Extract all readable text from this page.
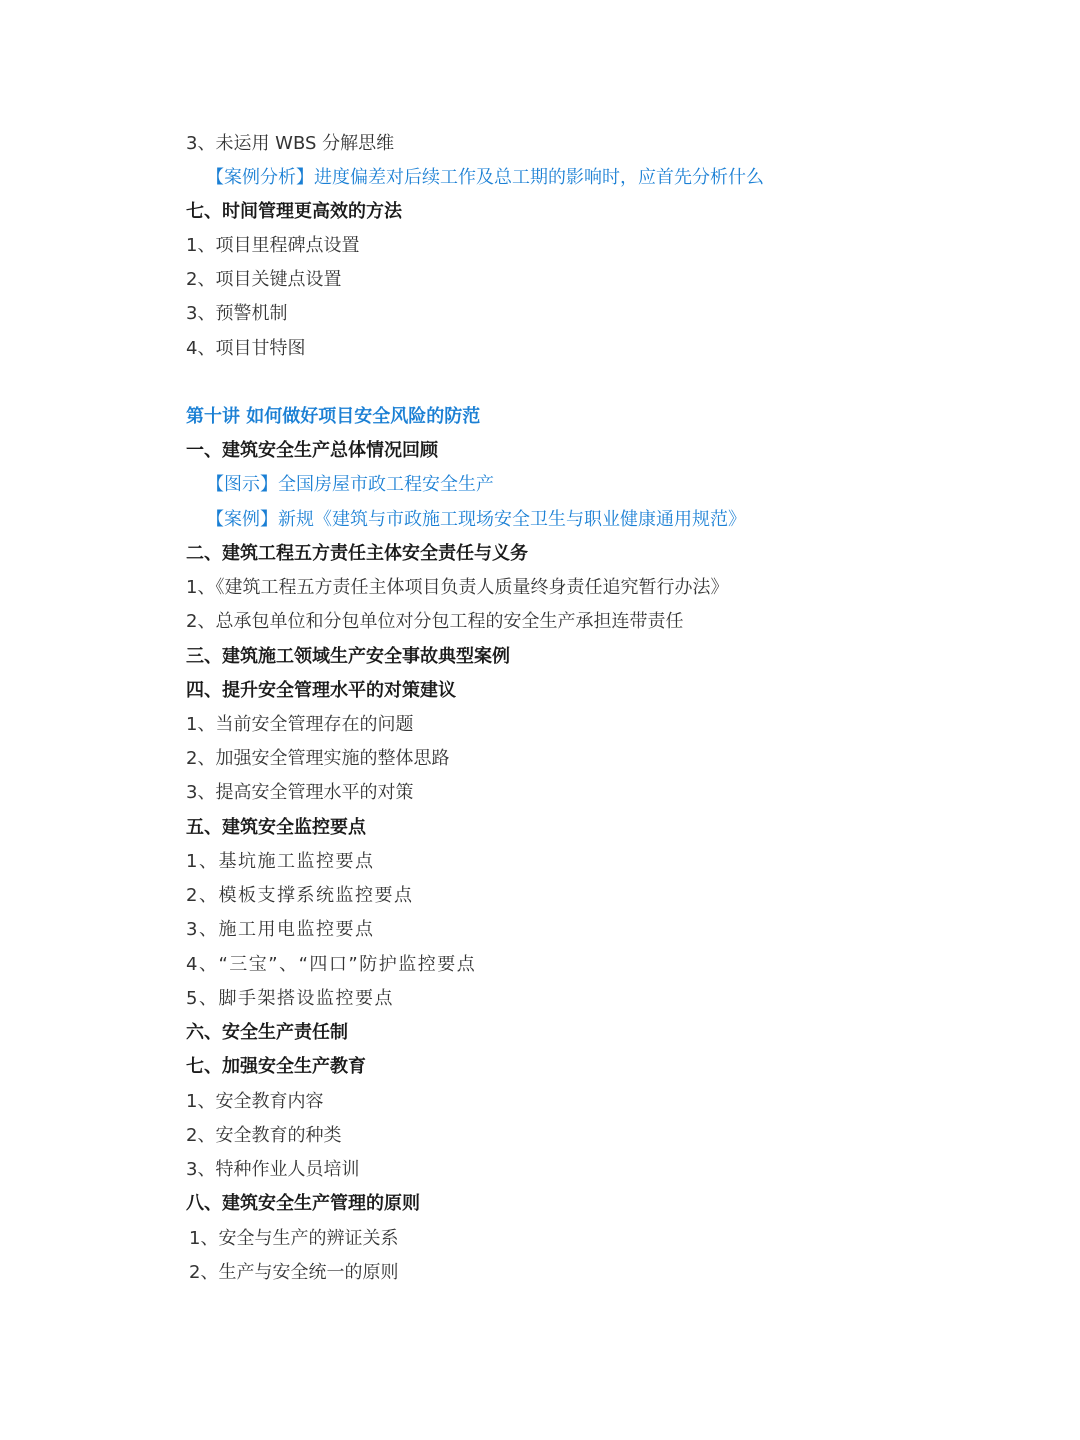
3、未运用 WBS 分解思维
【案例分析】进度偏差对后续工作及总工期的影响时，应首先分析什么
七、时间管理更高效的方法
1、项目里程碑点设置
2、项目关键点设置
3、预警机制
4、项目甘特图
第十讲 如何做好项目安全风险的防范
一、建筑安全生产总体情况回顾
【图示】全国房屋市政工程安全生产
【案例】新规《建筑与市政施工现场安全卫生与职业健康通用规范》
二、建筑工程五方责任主体安全责任与义务
1、《建筑工程五方责任主体项目负责人质量终身责任追究暂行办法》
2、总承包单位和分包单位对分包工程的安全生产承担连带责任
三、建筑施工领域生产安全事故典型案例
四、提升安全管理水平的对策建议
1、当前安全管理存在的问题
2、加强安全管理实施的整体思路
3、提高安全管理水平的对策
五、建筑安全监控要点
1、基坑施工监控要点
2、模板支撑系统监控要点
3、施工用电监控要点
4、“三宝”、“四口”防护监控要点
5、脚手架搭设监控要点
六、安全生产责任制
七、加强安全生产教育
1、安全教育内容
2、安全教育的种类
3、特种作业人员培训
八、建筑安全生产管理的原则
1、安全与生产的辨证关系
2、生产与安全统一的原则
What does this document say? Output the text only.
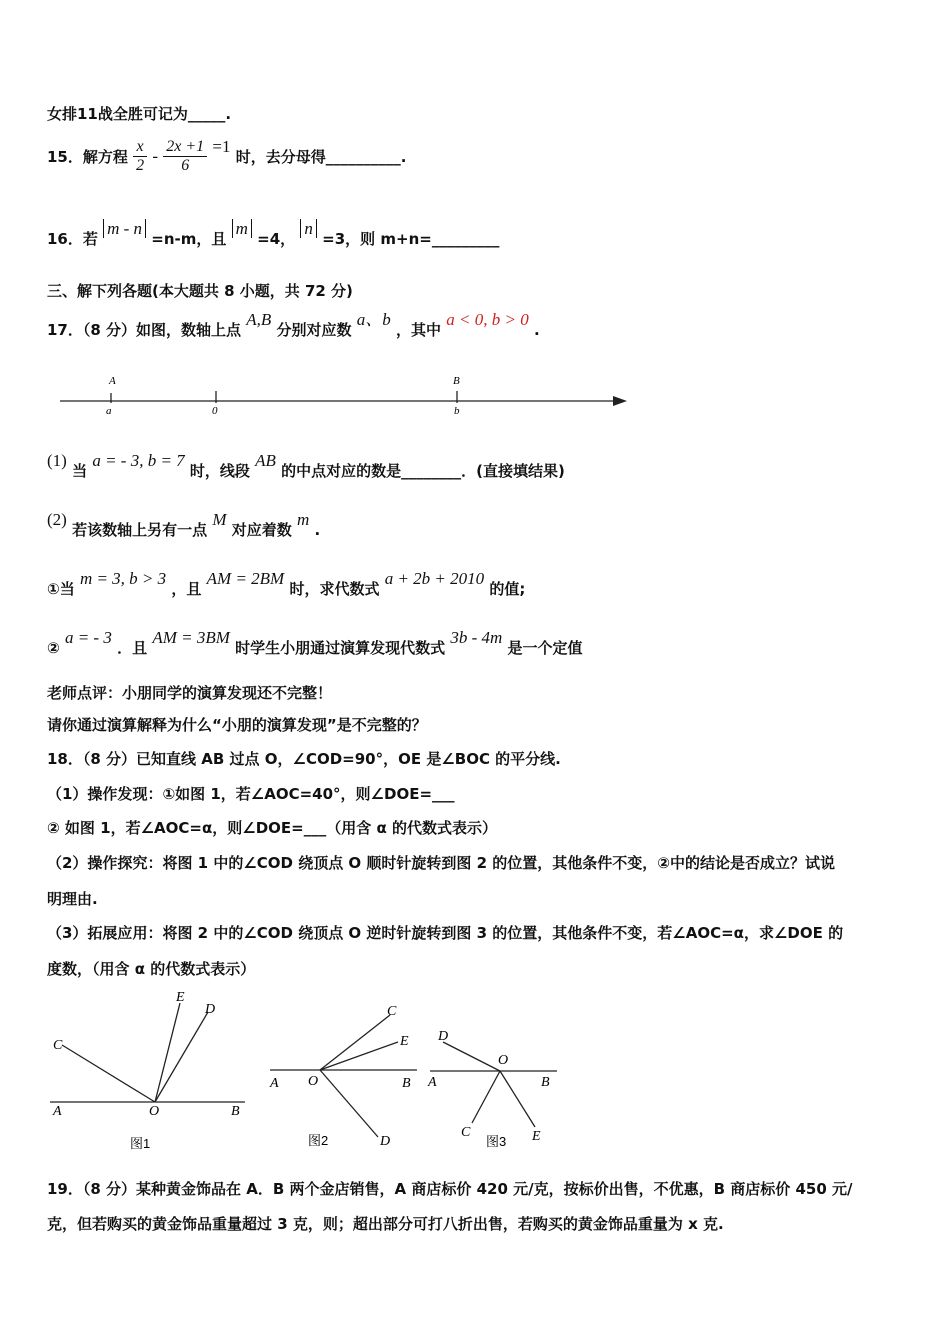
女排11战全胜可记为_____.
15．解方程 $\frac{x}{2} - \frac{2x +1}{6} =1$ 时，去分母得__________.
16．若 m - n =n-m，且 m =4， n =3，则 m+n=_________
三、解下列各题(本大题共 8 小题，共 72 分)
17．（8 分）如图，数轴上点 A,B 分别对应数 a、b ，其中 a < 0, b > 0 .
A
a	0
B
b
(1) 当 a = - 3, b = 7 时，线段 AB 的中点对应的数是________．(直接填结果)
(2) 若该数轴上另有一点 M 对应着数 m .
①当 m = 3, b > 3 ，且 AM = 2BM 时，求代数式 a + 2b + 2010 的值;
② a = - 3 ．且 AM = 3BM 时学生小朋通过演算发现代数式 3b - 4m 是一个定值
老师点评：小朋同学的演算发现还不完整！
请你通过演算解释为什么“小朋的演算发现”是不完整的？
18．（8 分）已知直线 AB 过点 O，∠COD=90°，OE 是∠BOC 的平分线.
（1）操作发现：①如图 1，若∠AOC=40°，则∠DOE=___
② 如图 1，若∠AOC=α，则∠DOE=___（用含 α 的代数式表示）
（2）操作探究：将图 1 中的∠COD 绕顶点 O 顺时针旋转到图 2 的位置，其他条件不变，②中的结论是否成立？试说
明理由.
（3）拓展应用：将图 2 中的∠COD 绕顶点 O 逆时针旋转到图 3 的位置，其他条件不变，若∠AOC=α，求∠DOE 的
度数，（用含 α 的代数式表示）
C
E
D
A	O	B
图1
C
E
A O	B
D
图2
D
O
A	B
C	E
图3
19．（8 分）某种黄金饰品在 A．B 两个金店销售，A 商店标价 420 元/克，按标价出售，不优惠，B 商店标价 450 元/
克，但若购买的黄金饰品重量超过 3 克，则；超出部分可打八折出售，若购买的黄金饰品重量为 x 克.
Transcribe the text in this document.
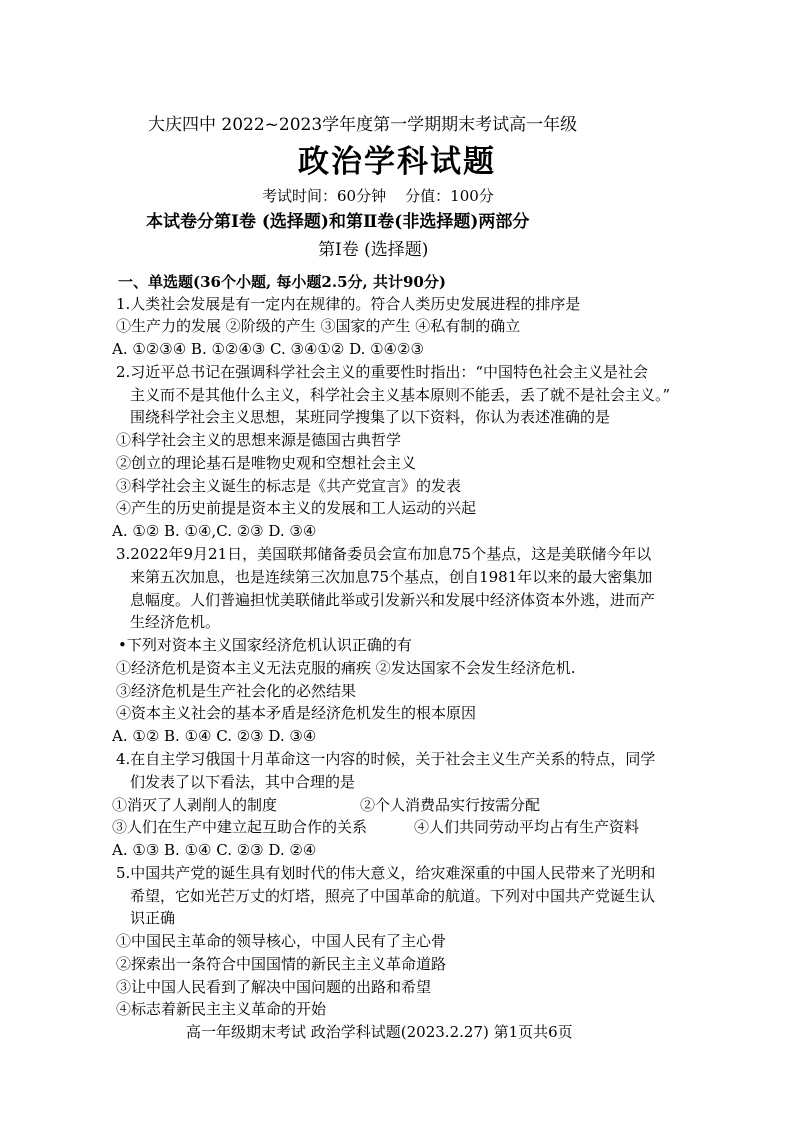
大庆四中 2022~2023学年度第一学期期末考试高一年级
政治学科试题
考试时间：60分钟    分值：100分
本试卷分第Ⅰ卷 (选择题)和第Ⅱ卷(非选择题)两部分
第Ⅰ卷 (选择题)
一、单选题(36个小题, 每小题2.5分, 共计90分)
1.人类社会发展是有一定内在规律的。符合人类历史发展进程的排序是
①生产力的发展 ②阶级的产生 ③国家的产生 ④私有制的确立
A. ①②③④ B. ①②④③ C. ③④①② D. ①④②③
2.习近平总书记在强调科学社会主义的重要性时指出：“中国特色社会主义是社会
主义而不是其他什么主义，科学社会主义基本原则不能丢，丢了就不是社会主义。”
围绕科学社会主义思想，某班同学搜集了以下资料，你认为表述准确的是
①科学社会主义的思想来源是德国古典哲学
②创立的理论基石是唯物史观和空想社会主义
③科学社会主义诞生的标志是《共产党宣言》的发表
④产生的历史前提是资本主义的发展和工人运动的兴起
A. ①② B. ①④,C. ②③ D. ③④
3.2022年9月21日，美国联邦储备委员会宣布加息75个基点，这是美联储今年以
来第五次加息，也是连续第三次加息75个基点，创自1981年以来的最大密集加
息幅度。人们普遍担忧美联储此举或引发新兴和发展中经济体资本外逃，进而产
生经济危机。
•下列对资本主义国家经济危机认识正确的有
①经济危机是资本主义无法克服的痛疾 ②发达国家不会发生经济危机.
③经济危机是生产社会化的必然结果
④资本主义社会的基本矛盾是经济危机发生的根本原因
A. ①② B. ①④ C. ②③ D. ③④
4.在自主学习俄国十月革命这一内容的时候，关于社会主义生产关系的特点，同学
们发表了以下看法，其中合理的是
①消灭了人剥削人的制度	②个人消费品实行按需分配
③人们在生产中建立起互助合作的关系	④人们共同劳动平均占有生产资料
A. ①③ B. ①④ C. ②③ D. ②④
5.中国共产党的诞生具有划时代的伟大意义，给灾难深重的中国人民带来了光明和
希望，它如光芒万丈的灯塔，照亮了中国革命的航道。下列对中国共产党诞生认
识正确
①中国民主革命的领导核心，中国人民有了主心骨
②探索出一条符合中国国情的新民主主义革命道路
③让中国人民看到了解决中国问题的出路和希望
④标志着新民主主义革命的开始
高一年级期末考试 政治学科试题(2023.2.27) 第1页共6页
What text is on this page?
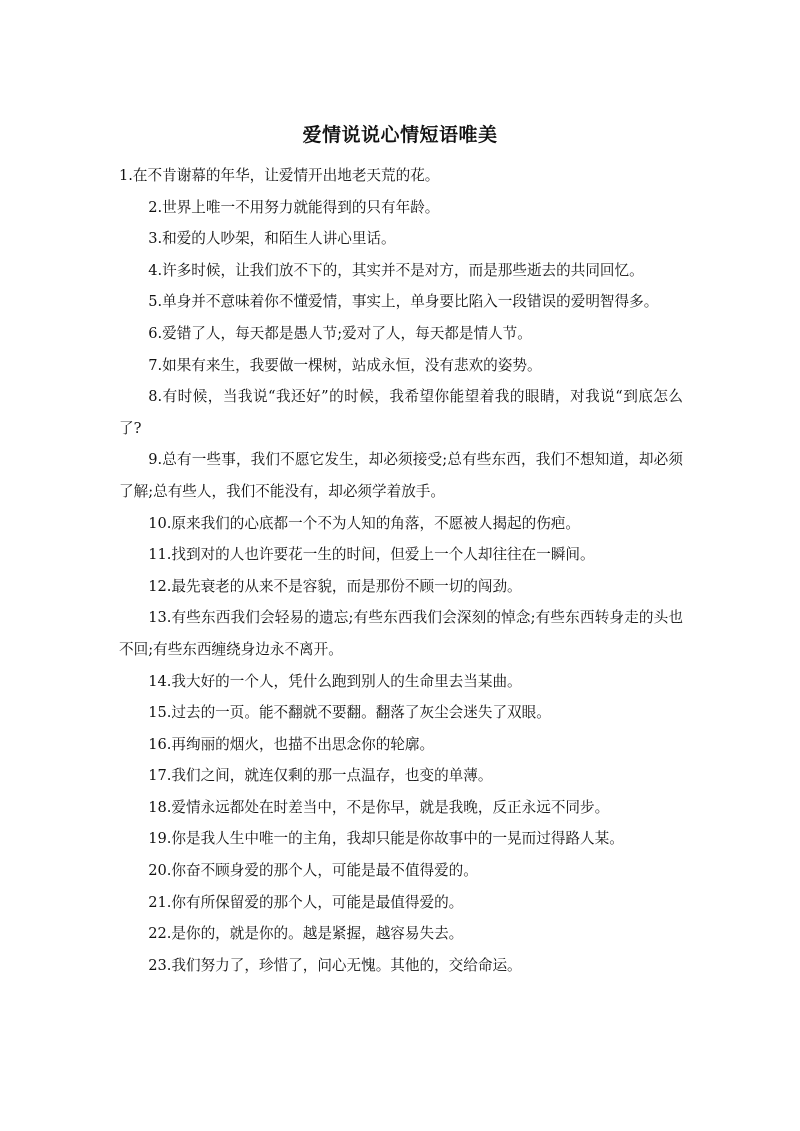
爱情说说心情短语唯美

1.在不肯谢幕的年华，让爱情开出地老天荒的花。

2.世界上唯一不用努力就能得到的只有年龄。

3.和爱的人吵架，和陌生人讲心里话。

4.许多时候，让我们放不下的，其实并不是对方，而是那些逝去的共同回忆。

5.单身并不意味着你不懂爱情，事实上，单身要比陷入一段错误的爱明智得多。

6.爱错了人，每天都是愚人节;爱对了人，每天都是情人节。

7.如果有来生，我要做一棵树，站成永恒，没有悲欢的姿势。

8.有时候，当我说“我还好”的时候，我希望你能望着我的眼睛，对我说“到底怎么了?

9.总有一些事，我们不愿它发生，却必须接受;总有些东西，我们不想知道，却必须了解;总有些人，我们不能没有，却必须学着放手。

10.原来我们的心底都一个不为人知的角落，不愿被人揭起的伤疤。

11.找到对的人也许要花一生的时间，但爱上一个人却往往在一瞬间。

12.最先衰老的从来不是容貌，而是那份不顾一切的闯劲。

13.有些东西我们会轻易的遗忘;有些东西我们会深刻的悼念;有些东西转身走的头也不回;有些东西缠绕身边永不离开。

14.我大好的一个人，凭什么跑到别人的生命里去当某曲。

15.过去的一页。能不翻就不要翻。翻落了灰尘会迷失了双眼。

16.再绚丽的烟火，也描不出思念你的轮廓。

17.我们之间，就连仅剩的那一点温存，也变的单薄。

18.爱情永远都处在时差当中，不是你早，就是我晚，反正永远不同步。

19.你是我人生中唯一的主角，我却只能是你故事中的一晃而过得路人某。

20.你奋不顾身爱的那个人，可能是最不值得爱的。

21.你有所保留爱的那个人，可能是最值得爱的。

22.是你的，就是你的。越是紧握，越容易失去。

23.我们努力了，珍惜了，问心无愧。其他的，交给命运。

Task brief
Repeat each entry exactly as it appears; skip any picture.

Answer to this task
Extract all readable text from this page.
3、未运用 WBS 分解思维
【案例分析】进度偏差对后续工作及总工期的影响时，应首先分析什么
七、时间管理更高效的方法
1、项目里程碑点设置
2、项目关键点设置
3、预警机制
4、项目甘特图
第十讲 如何做好项目安全风险的防范
一、建筑安全生产总体情况回顾
【图示】全国房屋市政工程安全生产
【案例】新规《建筑与市政施工现场安全卫生与职业健康通用规范》
二、建筑工程五方责任主体安全责任与义务
1、《建筑工程五方责任主体项目负责人质量终身责任追究暂行办法》
2、总承包单位和分包单位对分包工程的安全生产承担连带责任
三、建筑施工领域生产安全事故典型案例
四、提升安全管理水平的对策建议
1、当前安全管理存在的问题
2、加强安全管理实施的整体思路
3、提高安全管理水平的对策
五、建筑安全监控要点
1、基坑施工监控要点
2、模板支撑系统监控要点
3、施工用电监控要点
4、“三宝”、“四口”防护监控要点
5、脚手架搭设监控要点
六、安全生产责任制
七、加强安全生产教育
1、安全教育内容
2、安全教育的种类
3、特种作业人员培训
八、建筑安全生产管理的原则
1、安全与生产的辨证关系
2、生产与安全统一的原则
What does this document say? Output the text only.
女排11战全胜可记为_____.
15．解方程 $\frac{x}{2} - \frac{2x +1}{6} =1$ 时，去分母得__________.
16．若 m - n =n-m，且 m =4， n =3，则 m+n=_________
三、解下列各题(本大题共 8 小题，共 72 分)
17．（8 分）如图，数轴上点 A,B 分别对应数 a、b ，其中 a < 0, b > 0 .
A
a	0
B
b
(1) 当 a = - 3, b = 7 时，线段 AB 的中点对应的数是________．(直接填结果)
(2) 若该数轴上另有一点 M 对应着数 m .
①当 m = 3, b > 3 ，且 AM = 2BM 时，求代数式 a + 2b + 2010 的值;
② a = - 3 ．且 AM = 3BM 时学生小朋通过演算发现代数式 3b - 4m 是一个定值
老师点评：小朋同学的演算发现还不完整！
请你通过演算解释为什么“小朋的演算发现”是不完整的？
18．（8 分）已知直线 AB 过点 O，∠COD=90°，OE 是∠BOC 的平分线.
（1）操作发现：①如图 1，若∠AOC=40°，则∠DOE=___
② 如图 1，若∠AOC=α，则∠DOE=___（用含 α 的代数式表示）
（2）操作探究：将图 1 中的∠COD 绕顶点 O 顺时针旋转到图 2 的位置，其他条件不变，②中的结论是否成立？试说
明理由.
（3）拓展应用：将图 2 中的∠COD 绕顶点 O 逆时针旋转到图 3 的位置，其他条件不变，若∠AOC=α，求∠DOE 的
度数，（用含 α 的代数式表示）
C
E
D
A	O	B
图1
C
E
A O	B
D
图2
D
O
A	B
C	E
图3
19．（8 分）某种黄金饰品在 A．B 两个金店销售，A 商店标价 420 元/克，按标价出售，不优惠，B 商店标价 450 元/
克，但若购买的黄金饰品重量超过 3 克，则；超出部分可打八折出售，若购买的黄金饰品重量为 x 克.
Transcribe the text in this document.
大庆四中 2022~2023学年度第一学期期末考试高一年级
政治学科试题
考试时间：60分钟    分值：100分
本试卷分第Ⅰ卷 (选择题)和第Ⅱ卷(非选择题)两部分
第Ⅰ卷 (选择题)
一、单选题(36个小题, 每小题2.5分, 共计90分)
1.人类社会发展是有一定内在规律的。符合人类历史发展进程的排序是
①生产力的发展 ②阶级的产生 ③国家的产生 ④私有制的确立
A. ①②③④ B. ①②④③ C. ③④①② D. ①④②③
2.习近平总书记在强调科学社会主义的重要性时指出：“中国特色社会主义是社会
主义而不是其他什么主义，科学社会主义基本原则不能丢，丢了就不是社会主义。”
围绕科学社会主义思想，某班同学搜集了以下资料，你认为表述准确的是
①科学社会主义的思想来源是德国古典哲学
②创立的理论基石是唯物史观和空想社会主义
③科学社会主义诞生的标志是《共产党宣言》的发表
④产生的历史前提是资本主义的发展和工人运动的兴起
A. ①② B. ①④,C. ②③ D. ③④
3.2022年9月21日，美国联邦储备委员会宣布加息75个基点，这是美联储今年以
来第五次加息，也是连续第三次加息75个基点，创自1981年以来的最大密集加
息幅度。人们普遍担忧美联储此举或引发新兴和发展中经济体资本外逃，进而产
生经济危机。
•下列对资本主义国家经济危机认识正确的有
①经济危机是资本主义无法克服的痛疾 ②发达国家不会发生经济危机.
③经济危机是生产社会化的必然结果
④资本主义社会的基本矛盾是经济危机发生的根本原因
A. ①② B. ①④ C. ②③ D. ③④
4.在自主学习俄国十月革命这一内容的时候，关于社会主义生产关系的特点，同学
们发表了以下看法，其中合理的是
①消灭了人剥削人的制度	②个人消费品实行按需分配
③人们在生产中建立起互助合作的关系	④人们共同劳动平均占有生产资料
A. ①③ B. ①④ C. ②③ D. ②④
5.中国共产党的诞生具有划时代的伟大意义，给灾难深重的中国人民带来了光明和
希望，它如光芒万丈的灯塔，照亮了中国革命的航道。下列对中国共产党诞生认
识正确
①中国民主革命的领导核心，中国人民有了主心骨
②探索出一条符合中国国情的新民主主义革命道路
③让中国人民看到了解决中国问题的出路和希望
④标志着新民主主义革命的开始
高一年级期末考试 政治学科试题(2023.2.27) 第1页共6页
What text is on this page?
爱情说说心情短语唯美

1.在不肯谢幕的年华，让爱情开出地老天荒的花。

2.世界上唯一不用努力就能得到的只有年龄。

3.和爱的人吵架，和陌生人讲心里话。

4.许多时候，让我们放不下的，其实并不是对方，而是那些逝去的共同回忆。

5.单身并不意味着你不懂爱情，事实上，单身要比陷入一段错误的爱明智得多。

6.爱错了人，每天都是愚人节;爱对了人，每天都是情人节。

7.如果有来生，我要做一棵树，站成永恒，没有悲欢的姿势。

8.有时候，当我说“我还好”的时候，我希望你能望着我的眼睛，对我说“到底怎么了?

9.总有一些事，我们不愿它发生，却必须接受;总有些东西，我们不想知道，却必须了解;总有些人，我们不能没有，却必须学着放手。

10.原来我们的心底都一个不为人知的角落，不愿被人揭起的伤疤。

11.找到对的人也许要花一生的时间，但爱上一个人却往往在一瞬间。

12.最先衰老的从来不是容貌，而是那份不顾一切的闯劲。

13.有些东西我们会轻易的遗忘;有些东西我们会深刻的悼念;有些东西转身走的头也不回;有些东西缠绕身边永不离开。

14.我大好的一个人，凭什么跑到别人的生命里去当某曲。

15.过去的一页。能不翻就不要翻。翻落了灰尘会迷失了双眼。

16.再绚丽的烟火，也描不出思念你的轮廓。

17.我们之间，就连仅剩的那一点温存，也变的单薄。

18.爱情永远都处在时差当中，不是你早，就是我晚，反正永远不同步。

19.你是我人生中唯一的主角，我却只能是你故事中的一晃而过得路人某。

20.你奋不顾身爱的那个人，可能是最不值得爱的。

21.你有所保留爱的那个人，可能是最值得爱的。

22.是你的，就是你的。越是紧握，越容易失去。

23.我们努力了，珍惜了，问心无愧。其他的，交给命运。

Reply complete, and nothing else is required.